SET EXERCISE:
Show every line of the records below that contains the word "Exportaciones".

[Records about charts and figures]
------

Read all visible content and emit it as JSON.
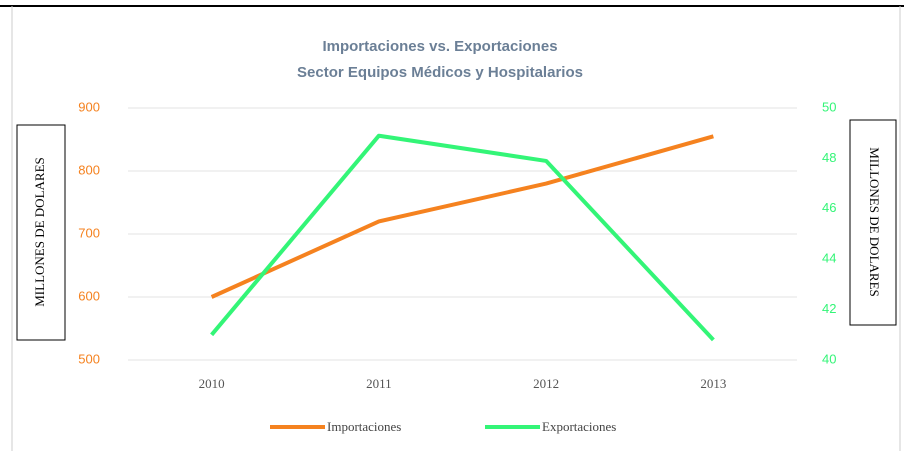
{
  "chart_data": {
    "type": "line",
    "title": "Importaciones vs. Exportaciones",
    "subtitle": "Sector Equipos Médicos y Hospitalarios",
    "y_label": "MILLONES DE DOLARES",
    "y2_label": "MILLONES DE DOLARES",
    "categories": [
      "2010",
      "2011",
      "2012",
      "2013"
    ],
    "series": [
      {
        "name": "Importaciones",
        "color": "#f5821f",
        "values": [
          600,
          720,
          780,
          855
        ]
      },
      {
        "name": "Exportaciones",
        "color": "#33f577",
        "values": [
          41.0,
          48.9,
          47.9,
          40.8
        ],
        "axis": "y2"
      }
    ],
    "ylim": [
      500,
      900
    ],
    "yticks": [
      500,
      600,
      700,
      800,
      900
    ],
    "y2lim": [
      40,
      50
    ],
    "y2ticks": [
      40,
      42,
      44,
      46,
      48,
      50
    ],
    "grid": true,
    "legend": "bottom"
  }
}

------

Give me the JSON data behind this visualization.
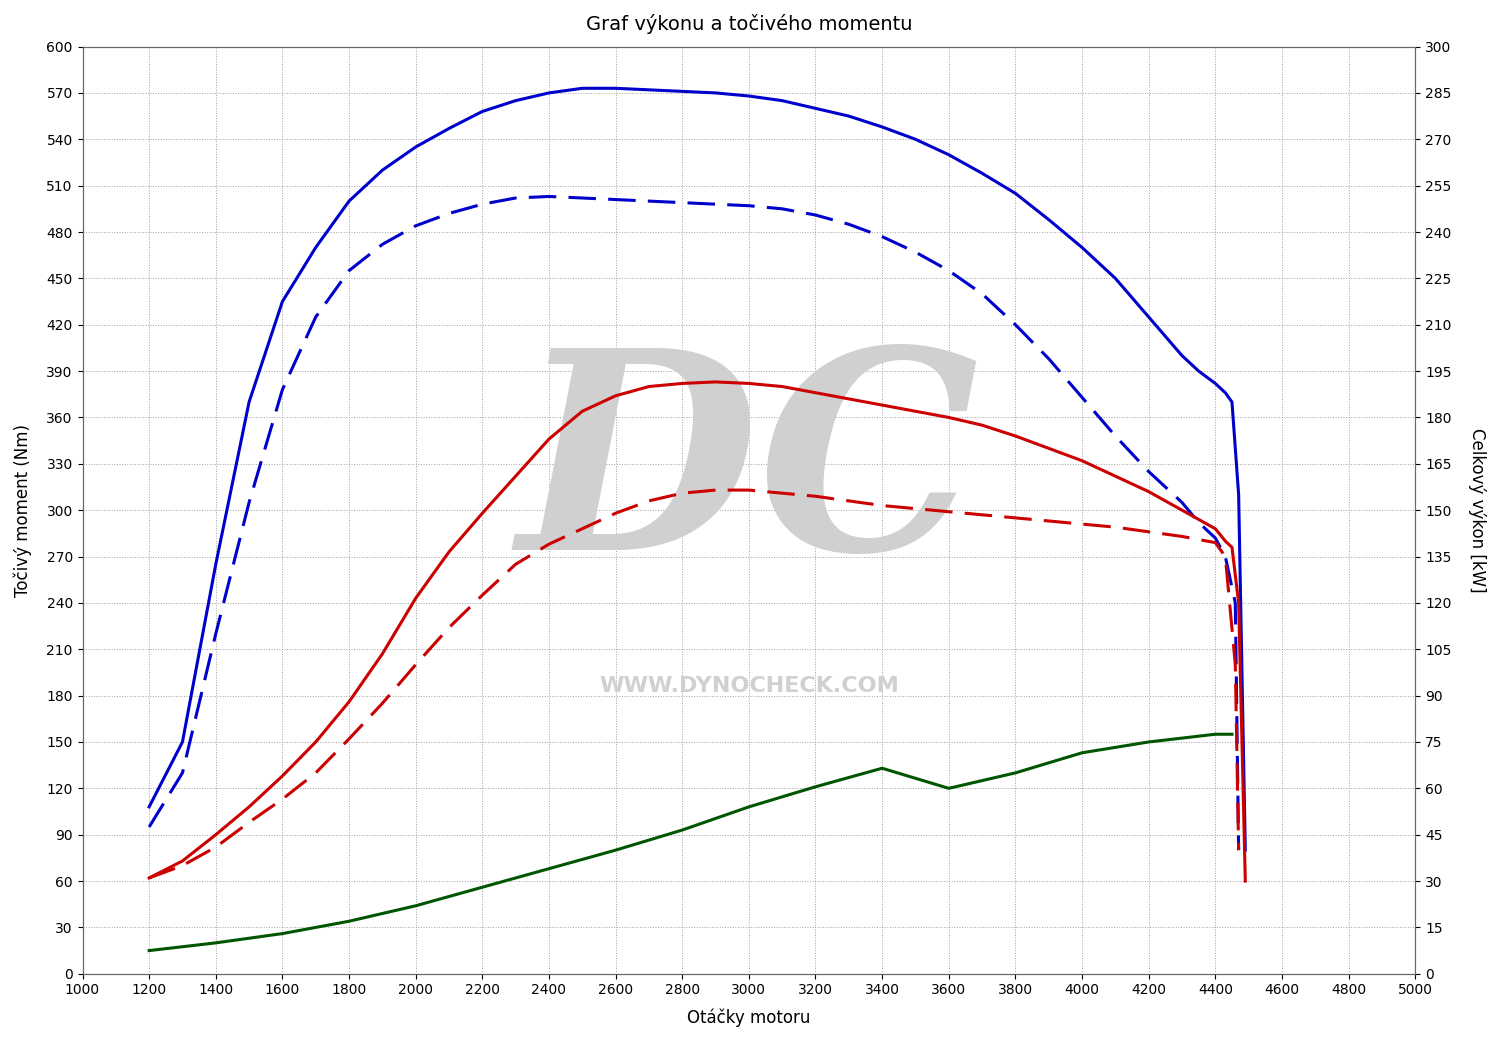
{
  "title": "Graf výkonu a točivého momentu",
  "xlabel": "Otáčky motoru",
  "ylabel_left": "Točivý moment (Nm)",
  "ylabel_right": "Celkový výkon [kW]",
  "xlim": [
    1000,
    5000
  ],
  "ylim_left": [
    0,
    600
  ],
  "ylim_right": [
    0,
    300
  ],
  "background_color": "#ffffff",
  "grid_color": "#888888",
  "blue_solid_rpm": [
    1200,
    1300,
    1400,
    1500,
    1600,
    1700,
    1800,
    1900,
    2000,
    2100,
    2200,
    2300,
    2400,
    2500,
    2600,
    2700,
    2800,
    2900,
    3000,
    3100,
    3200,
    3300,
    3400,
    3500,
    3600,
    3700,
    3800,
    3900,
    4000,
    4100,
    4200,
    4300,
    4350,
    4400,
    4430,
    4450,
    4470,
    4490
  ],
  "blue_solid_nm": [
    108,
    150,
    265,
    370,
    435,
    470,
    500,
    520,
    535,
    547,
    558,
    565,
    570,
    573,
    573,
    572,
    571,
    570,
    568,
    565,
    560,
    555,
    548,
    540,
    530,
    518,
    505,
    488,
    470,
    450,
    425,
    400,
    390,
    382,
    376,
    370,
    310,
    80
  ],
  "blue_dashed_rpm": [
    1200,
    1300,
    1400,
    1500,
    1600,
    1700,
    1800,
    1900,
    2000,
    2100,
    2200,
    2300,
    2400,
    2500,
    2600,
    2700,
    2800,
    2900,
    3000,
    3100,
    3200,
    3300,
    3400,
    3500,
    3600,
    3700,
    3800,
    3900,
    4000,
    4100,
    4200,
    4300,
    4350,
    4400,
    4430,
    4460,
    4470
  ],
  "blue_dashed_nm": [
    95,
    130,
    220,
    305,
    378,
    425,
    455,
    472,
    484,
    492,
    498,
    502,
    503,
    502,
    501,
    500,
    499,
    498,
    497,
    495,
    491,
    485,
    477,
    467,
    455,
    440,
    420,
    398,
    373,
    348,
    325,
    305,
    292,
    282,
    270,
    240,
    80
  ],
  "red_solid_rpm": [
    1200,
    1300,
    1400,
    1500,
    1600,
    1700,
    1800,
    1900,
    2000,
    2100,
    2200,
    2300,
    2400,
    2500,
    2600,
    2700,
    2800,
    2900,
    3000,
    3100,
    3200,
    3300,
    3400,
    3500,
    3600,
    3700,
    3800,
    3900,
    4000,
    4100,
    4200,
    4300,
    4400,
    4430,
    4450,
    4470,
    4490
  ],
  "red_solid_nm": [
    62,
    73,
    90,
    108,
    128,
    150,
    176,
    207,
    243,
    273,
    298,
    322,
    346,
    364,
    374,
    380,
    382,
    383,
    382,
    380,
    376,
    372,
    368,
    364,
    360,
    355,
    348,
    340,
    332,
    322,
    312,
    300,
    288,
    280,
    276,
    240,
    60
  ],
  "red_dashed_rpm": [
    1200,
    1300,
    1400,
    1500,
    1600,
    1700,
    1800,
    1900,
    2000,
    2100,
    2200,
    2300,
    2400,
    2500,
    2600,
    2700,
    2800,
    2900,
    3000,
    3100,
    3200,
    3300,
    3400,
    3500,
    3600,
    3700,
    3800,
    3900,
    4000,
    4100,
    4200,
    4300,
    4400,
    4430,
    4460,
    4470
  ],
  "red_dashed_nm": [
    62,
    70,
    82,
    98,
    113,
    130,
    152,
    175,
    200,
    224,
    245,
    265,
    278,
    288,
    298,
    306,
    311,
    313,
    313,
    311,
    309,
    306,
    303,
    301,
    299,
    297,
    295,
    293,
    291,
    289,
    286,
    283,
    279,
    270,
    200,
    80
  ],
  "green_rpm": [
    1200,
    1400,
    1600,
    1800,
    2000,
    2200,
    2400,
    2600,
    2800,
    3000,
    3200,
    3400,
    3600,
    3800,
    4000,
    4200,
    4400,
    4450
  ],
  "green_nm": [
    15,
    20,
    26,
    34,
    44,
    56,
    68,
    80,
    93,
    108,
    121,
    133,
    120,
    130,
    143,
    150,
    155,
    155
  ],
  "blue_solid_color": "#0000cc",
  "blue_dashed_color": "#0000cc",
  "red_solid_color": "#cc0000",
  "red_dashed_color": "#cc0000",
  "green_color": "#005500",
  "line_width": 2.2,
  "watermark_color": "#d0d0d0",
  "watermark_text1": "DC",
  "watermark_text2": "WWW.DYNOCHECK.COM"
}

------

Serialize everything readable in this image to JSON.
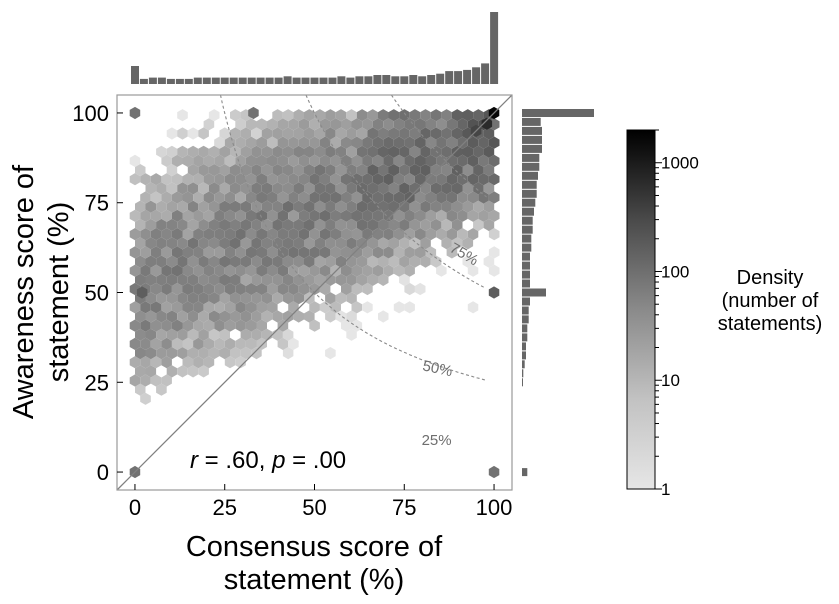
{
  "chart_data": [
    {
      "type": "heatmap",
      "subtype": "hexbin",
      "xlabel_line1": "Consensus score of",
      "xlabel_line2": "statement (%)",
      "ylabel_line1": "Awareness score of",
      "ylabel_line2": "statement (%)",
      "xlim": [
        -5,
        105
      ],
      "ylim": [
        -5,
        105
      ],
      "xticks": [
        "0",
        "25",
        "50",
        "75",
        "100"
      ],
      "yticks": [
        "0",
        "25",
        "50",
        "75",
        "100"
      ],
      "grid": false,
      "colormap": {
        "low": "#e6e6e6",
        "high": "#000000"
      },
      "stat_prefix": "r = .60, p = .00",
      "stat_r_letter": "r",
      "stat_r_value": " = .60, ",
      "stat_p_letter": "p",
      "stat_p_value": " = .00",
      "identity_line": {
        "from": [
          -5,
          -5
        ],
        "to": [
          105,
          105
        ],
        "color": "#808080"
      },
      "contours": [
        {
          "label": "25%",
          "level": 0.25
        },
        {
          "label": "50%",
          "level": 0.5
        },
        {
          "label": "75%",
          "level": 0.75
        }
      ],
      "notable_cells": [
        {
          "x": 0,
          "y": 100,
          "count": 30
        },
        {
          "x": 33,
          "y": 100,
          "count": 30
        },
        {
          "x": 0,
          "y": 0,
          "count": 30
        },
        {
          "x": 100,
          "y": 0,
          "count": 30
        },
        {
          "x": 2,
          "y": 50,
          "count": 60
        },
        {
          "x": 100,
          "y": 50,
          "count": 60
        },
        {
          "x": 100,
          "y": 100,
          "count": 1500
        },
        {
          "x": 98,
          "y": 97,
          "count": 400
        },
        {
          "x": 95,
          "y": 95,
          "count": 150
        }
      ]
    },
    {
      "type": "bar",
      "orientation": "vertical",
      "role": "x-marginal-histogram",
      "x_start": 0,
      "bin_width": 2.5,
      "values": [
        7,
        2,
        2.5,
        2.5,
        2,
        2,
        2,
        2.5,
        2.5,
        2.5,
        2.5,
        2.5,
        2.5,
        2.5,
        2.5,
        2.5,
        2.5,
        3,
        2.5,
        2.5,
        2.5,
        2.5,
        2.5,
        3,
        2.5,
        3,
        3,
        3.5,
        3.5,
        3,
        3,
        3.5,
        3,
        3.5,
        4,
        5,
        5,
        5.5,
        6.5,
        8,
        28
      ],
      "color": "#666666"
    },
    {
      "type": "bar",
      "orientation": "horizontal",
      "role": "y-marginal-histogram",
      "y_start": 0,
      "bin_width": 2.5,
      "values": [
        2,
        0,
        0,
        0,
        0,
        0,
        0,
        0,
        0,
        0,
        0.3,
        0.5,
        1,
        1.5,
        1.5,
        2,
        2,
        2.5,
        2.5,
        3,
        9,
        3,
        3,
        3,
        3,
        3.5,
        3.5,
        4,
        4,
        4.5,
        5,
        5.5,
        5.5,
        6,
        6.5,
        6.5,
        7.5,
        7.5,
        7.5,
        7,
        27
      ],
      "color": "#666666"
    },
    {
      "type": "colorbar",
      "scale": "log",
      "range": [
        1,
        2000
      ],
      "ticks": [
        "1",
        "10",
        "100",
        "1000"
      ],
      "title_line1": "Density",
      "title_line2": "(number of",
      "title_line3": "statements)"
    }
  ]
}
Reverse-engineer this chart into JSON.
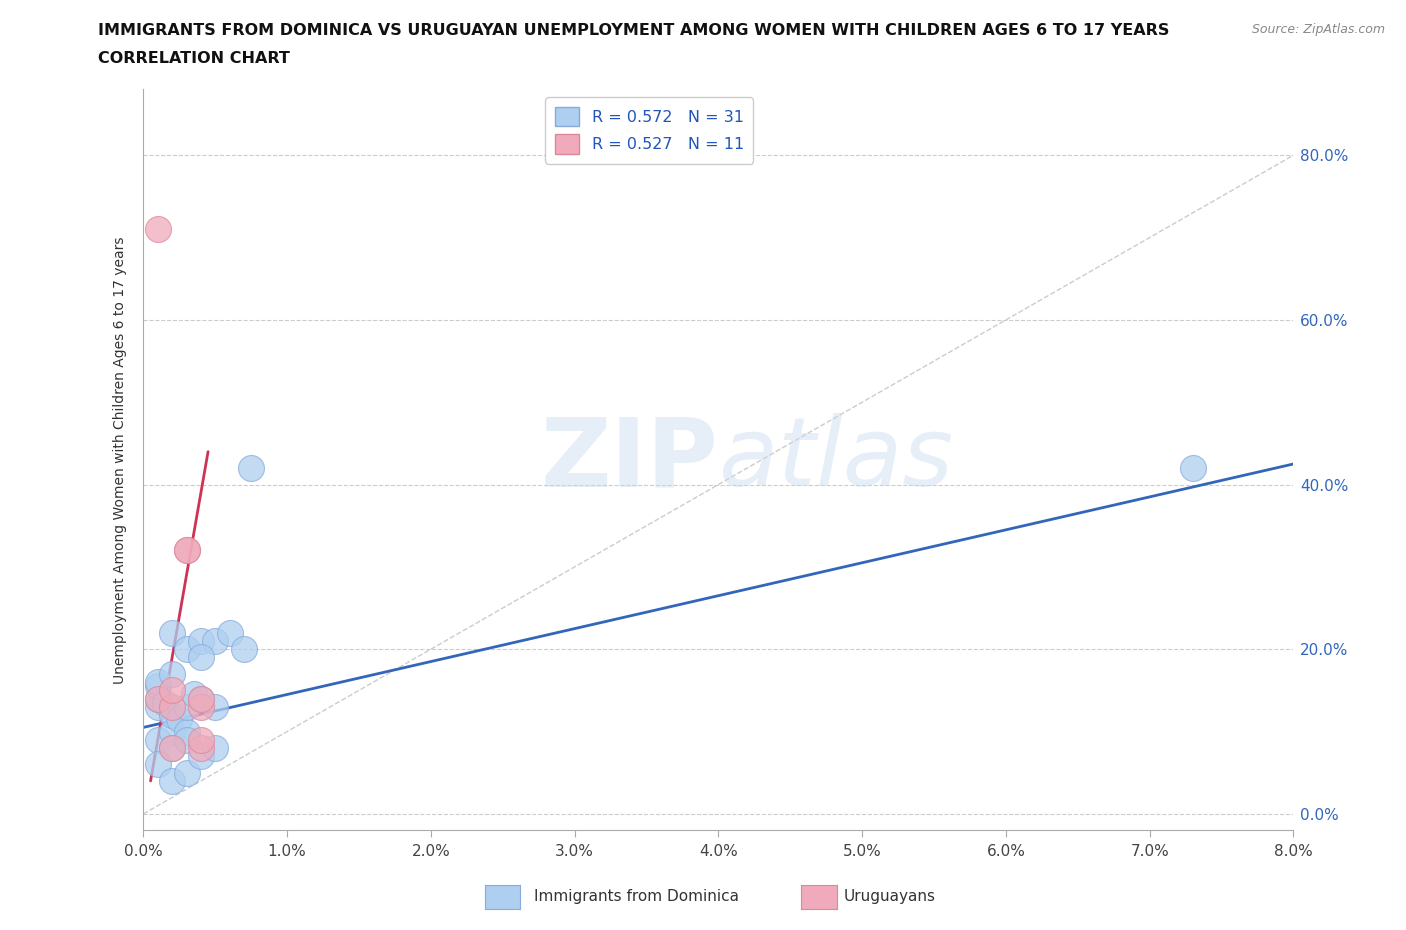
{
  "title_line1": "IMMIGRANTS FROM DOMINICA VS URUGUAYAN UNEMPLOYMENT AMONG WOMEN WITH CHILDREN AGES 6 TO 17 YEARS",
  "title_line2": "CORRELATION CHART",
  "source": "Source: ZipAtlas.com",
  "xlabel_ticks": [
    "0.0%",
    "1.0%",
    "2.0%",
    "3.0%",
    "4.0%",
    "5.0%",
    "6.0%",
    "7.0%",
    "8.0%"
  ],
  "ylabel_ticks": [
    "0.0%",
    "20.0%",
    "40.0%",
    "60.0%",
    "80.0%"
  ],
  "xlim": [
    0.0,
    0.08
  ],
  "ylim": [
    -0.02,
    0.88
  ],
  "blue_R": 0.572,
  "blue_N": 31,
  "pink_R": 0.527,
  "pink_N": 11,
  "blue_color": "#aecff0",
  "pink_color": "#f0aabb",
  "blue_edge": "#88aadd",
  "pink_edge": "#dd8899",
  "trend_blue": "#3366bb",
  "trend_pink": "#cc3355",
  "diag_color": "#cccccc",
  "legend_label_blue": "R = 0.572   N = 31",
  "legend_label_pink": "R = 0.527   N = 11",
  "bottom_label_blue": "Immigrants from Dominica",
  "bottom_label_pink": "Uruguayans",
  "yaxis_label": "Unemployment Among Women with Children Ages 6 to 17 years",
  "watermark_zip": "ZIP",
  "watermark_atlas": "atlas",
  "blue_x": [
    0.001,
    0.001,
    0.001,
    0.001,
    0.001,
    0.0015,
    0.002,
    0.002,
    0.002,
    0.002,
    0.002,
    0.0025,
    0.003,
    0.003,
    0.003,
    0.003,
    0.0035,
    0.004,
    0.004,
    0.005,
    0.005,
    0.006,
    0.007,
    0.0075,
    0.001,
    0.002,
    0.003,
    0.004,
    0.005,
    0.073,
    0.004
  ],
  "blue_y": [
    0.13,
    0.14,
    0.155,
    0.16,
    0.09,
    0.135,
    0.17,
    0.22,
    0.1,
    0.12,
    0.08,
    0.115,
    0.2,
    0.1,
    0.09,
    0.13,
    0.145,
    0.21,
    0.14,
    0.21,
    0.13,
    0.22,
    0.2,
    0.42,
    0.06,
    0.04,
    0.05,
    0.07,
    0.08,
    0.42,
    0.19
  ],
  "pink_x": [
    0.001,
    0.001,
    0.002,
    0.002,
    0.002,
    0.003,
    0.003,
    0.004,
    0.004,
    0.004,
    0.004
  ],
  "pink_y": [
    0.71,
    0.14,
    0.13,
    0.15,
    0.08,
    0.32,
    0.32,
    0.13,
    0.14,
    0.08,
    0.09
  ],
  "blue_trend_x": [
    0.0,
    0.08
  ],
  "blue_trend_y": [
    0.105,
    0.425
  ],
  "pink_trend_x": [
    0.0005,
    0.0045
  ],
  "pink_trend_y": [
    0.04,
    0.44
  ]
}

------

WORKED SOLUTION:
    "title": "Importaciones vs. Exportaciones",
        "name": "Exportaciones",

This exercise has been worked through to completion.